> [Problem to work on]: Tally every line of the listing below that holds "fully", then give the tally alone.

> [Supplied material]:
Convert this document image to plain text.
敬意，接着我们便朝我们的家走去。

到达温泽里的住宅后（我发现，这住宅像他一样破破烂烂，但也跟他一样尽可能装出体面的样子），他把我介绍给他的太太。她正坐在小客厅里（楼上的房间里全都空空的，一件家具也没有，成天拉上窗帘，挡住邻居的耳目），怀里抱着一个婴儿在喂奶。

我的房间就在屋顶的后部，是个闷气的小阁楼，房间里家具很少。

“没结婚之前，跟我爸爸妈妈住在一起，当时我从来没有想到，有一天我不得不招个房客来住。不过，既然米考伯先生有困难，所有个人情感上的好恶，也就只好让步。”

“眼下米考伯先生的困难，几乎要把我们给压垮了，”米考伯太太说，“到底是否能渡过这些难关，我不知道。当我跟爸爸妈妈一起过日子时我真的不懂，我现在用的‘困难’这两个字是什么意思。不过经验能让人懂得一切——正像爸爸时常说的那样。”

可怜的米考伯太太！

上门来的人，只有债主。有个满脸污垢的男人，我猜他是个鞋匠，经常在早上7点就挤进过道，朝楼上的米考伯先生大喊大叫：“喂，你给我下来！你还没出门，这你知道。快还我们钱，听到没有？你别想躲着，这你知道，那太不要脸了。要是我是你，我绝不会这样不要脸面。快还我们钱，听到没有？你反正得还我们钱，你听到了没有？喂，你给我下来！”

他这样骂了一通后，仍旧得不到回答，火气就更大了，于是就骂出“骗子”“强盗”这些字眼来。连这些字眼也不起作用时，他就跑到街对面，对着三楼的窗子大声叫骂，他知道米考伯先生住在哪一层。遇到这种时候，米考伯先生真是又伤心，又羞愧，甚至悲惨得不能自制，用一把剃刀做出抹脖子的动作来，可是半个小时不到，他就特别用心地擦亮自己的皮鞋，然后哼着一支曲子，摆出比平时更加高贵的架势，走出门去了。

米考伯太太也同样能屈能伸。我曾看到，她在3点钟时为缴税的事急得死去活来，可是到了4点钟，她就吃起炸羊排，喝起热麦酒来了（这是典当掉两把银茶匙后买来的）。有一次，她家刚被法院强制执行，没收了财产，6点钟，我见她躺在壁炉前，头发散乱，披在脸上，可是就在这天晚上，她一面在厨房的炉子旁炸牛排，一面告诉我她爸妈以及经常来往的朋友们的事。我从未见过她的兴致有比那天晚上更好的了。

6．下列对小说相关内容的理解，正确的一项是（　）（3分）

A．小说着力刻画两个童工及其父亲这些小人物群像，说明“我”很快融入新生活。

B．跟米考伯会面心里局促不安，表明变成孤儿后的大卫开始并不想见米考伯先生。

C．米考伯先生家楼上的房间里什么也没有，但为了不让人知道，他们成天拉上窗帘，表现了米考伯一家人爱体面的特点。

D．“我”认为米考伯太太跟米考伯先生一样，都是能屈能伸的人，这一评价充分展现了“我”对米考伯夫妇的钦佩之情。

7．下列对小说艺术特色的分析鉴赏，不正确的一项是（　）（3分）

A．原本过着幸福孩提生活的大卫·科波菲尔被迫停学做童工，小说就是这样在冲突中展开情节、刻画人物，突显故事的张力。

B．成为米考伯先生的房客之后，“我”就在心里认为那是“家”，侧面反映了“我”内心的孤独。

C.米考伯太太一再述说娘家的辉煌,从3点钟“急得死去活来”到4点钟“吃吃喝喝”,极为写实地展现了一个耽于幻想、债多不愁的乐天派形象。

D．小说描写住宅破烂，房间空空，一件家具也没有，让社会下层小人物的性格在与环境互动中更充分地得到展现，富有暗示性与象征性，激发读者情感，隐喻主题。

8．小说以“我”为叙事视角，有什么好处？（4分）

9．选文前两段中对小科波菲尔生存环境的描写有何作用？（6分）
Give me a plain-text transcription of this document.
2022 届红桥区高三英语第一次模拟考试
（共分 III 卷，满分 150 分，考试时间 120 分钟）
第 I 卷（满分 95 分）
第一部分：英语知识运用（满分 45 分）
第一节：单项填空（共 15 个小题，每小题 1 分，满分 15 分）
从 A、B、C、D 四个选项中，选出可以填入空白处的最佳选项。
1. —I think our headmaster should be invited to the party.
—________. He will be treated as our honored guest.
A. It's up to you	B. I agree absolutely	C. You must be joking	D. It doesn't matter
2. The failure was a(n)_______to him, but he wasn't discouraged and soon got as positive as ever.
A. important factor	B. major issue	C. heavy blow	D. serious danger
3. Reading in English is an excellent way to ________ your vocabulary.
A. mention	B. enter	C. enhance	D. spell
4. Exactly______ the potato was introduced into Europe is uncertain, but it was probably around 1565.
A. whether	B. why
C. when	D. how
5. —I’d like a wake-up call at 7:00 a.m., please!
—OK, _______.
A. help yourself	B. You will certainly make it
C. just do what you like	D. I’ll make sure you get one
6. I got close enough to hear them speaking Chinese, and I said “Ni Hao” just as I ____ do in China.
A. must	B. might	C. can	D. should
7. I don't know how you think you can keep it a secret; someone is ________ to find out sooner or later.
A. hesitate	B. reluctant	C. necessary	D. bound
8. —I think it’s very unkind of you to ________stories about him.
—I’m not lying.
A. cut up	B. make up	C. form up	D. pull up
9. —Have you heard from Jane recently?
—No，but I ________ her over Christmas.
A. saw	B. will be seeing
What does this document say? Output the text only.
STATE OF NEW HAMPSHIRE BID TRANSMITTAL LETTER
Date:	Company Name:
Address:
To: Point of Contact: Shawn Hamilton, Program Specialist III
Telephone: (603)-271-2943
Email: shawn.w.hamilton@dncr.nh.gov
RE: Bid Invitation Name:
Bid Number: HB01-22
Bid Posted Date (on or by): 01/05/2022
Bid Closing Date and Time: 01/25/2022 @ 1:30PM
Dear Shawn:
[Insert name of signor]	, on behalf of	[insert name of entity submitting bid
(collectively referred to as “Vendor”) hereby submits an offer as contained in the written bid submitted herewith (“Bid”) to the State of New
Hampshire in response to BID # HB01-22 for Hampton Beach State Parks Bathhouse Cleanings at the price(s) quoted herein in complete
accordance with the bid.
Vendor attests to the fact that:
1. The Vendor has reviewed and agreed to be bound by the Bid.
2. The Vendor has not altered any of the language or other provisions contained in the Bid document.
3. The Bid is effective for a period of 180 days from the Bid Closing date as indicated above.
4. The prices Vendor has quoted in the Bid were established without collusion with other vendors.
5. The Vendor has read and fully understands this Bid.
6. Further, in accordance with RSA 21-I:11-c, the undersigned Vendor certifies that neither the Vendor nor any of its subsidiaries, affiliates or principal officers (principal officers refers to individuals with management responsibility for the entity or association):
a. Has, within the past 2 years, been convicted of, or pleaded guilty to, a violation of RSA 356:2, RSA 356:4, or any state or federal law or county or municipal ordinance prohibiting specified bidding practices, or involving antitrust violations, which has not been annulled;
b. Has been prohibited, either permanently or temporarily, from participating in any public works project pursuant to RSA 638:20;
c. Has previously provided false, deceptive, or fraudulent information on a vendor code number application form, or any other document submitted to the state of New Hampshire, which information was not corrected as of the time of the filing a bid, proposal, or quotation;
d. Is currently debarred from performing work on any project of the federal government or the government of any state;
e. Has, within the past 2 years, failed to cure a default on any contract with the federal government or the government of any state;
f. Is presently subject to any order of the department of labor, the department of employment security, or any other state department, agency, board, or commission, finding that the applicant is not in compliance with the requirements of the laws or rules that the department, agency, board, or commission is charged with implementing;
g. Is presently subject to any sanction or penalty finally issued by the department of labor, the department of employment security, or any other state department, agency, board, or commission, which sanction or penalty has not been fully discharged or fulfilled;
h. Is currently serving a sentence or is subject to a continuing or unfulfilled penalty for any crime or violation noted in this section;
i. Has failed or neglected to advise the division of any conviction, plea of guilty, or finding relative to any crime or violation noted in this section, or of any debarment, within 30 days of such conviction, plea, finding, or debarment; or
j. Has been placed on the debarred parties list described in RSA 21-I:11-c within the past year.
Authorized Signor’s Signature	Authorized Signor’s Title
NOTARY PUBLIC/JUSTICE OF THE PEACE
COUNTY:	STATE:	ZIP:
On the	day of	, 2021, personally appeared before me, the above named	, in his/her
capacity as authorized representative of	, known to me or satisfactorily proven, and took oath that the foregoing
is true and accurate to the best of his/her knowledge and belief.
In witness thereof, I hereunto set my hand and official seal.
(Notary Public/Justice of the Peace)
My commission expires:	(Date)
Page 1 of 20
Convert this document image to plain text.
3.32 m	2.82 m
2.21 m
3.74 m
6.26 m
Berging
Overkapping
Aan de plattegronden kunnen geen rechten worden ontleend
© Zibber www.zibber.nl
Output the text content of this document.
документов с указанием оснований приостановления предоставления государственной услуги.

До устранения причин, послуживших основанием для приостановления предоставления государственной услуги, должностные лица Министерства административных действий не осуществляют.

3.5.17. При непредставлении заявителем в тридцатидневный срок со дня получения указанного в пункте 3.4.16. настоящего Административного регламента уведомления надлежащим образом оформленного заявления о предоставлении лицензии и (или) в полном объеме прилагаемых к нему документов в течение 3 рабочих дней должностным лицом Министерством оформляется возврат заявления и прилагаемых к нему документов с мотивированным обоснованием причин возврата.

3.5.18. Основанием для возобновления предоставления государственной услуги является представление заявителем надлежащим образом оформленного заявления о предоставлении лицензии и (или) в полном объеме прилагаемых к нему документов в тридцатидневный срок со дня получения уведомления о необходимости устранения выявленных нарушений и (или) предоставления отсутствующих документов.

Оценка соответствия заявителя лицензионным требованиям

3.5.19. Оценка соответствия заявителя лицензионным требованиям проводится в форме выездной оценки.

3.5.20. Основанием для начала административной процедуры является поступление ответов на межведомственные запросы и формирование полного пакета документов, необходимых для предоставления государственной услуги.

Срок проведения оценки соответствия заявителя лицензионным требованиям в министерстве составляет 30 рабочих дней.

> [Task response]: 2